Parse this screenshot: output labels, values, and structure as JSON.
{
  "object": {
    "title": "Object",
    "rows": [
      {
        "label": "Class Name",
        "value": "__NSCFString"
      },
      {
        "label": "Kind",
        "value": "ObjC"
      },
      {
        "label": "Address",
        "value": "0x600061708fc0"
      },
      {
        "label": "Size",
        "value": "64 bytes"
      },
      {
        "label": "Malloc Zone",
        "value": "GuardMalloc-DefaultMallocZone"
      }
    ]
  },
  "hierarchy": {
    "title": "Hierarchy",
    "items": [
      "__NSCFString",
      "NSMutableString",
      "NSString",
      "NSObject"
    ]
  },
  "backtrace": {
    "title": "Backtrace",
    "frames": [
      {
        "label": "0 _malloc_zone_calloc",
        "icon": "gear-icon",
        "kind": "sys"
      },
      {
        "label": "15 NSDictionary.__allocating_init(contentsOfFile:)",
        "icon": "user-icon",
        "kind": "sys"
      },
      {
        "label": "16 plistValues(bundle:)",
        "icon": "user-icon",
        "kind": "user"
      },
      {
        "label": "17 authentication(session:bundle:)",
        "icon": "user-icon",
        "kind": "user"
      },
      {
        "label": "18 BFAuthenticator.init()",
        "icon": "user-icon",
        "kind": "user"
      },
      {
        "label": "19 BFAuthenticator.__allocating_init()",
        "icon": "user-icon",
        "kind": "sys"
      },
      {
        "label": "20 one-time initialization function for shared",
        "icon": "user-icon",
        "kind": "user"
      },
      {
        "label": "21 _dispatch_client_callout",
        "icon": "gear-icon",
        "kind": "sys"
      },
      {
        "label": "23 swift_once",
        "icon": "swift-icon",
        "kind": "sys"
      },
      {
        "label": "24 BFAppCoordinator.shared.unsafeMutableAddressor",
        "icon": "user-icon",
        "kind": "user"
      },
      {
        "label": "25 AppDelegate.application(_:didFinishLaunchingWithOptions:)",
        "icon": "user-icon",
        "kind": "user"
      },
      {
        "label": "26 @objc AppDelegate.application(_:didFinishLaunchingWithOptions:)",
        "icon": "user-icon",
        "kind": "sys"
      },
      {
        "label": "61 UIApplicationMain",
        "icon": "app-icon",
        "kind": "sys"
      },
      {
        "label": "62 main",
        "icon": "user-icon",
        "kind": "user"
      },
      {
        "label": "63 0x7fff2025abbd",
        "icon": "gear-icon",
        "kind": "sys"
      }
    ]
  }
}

GIVEN PROBLEM: Which lines hold the word "AppDelegate"? Copy every one of them.

ANSWER FOR THE TASK:
        "label": "25 AppDelegate.application(_:didFinishLaunchingWithOptions:)",
        "label": "26 @objc AppDelegate.application(_:didFinishLaunchingWithOptions:)",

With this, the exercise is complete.